## Goal of the exercise
Produce the listing below again, exactly as shown.

## Provided records
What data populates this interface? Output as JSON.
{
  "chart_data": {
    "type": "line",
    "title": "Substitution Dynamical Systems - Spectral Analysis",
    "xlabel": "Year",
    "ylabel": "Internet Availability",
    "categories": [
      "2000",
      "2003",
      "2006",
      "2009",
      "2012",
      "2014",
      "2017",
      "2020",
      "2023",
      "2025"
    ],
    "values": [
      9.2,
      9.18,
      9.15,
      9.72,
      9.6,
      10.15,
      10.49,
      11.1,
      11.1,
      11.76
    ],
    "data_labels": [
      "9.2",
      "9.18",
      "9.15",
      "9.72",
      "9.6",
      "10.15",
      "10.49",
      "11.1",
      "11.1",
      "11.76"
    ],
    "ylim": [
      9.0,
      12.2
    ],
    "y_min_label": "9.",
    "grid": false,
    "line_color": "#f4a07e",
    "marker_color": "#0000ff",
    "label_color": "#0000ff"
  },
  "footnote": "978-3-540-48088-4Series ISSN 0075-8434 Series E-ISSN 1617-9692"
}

## Answer in full
What data populates this interface? Output as JSON.
{
  "chart_data": {
    "type": "line",
    "title": "Substitution Dynamical Systems - Spectral Analysis",
    "xlabel": "Year",
    "ylabel": "Internet Availability",
    "categories": [
      "2000",
      "2003",
      "2006",
      "2009",
      "2012",
      "2014",
      "2017",
      "2020",
      "2023",
      "2025"
    ],
    "values": [
      9.2,
      9.18,
      9.15,
      9.72,
      9.6,
      10.15,
      10.49,
      11.1,
      11.1,
      11.76
    ],
    "data_labels": [
      "9.2",
      "9.18",
      "9.15",
      "9.72",
      "9.6",
      "10.15",
      "10.49",
      "11.1",
      "11.1",
      "11.76"
    ],
    "ylim": [
      9.0,
      12.2
    ],
    "y_min_label": "9.",
    "grid": false,
    "line_color": "#f4a07e",
    "marker_color": "#0000ff",
    "label_color": "#0000ff"
  },
  "footnote": "978-3-540-48088-4Series ISSN 0075-8434 Series E-ISSN 1617-9692"
}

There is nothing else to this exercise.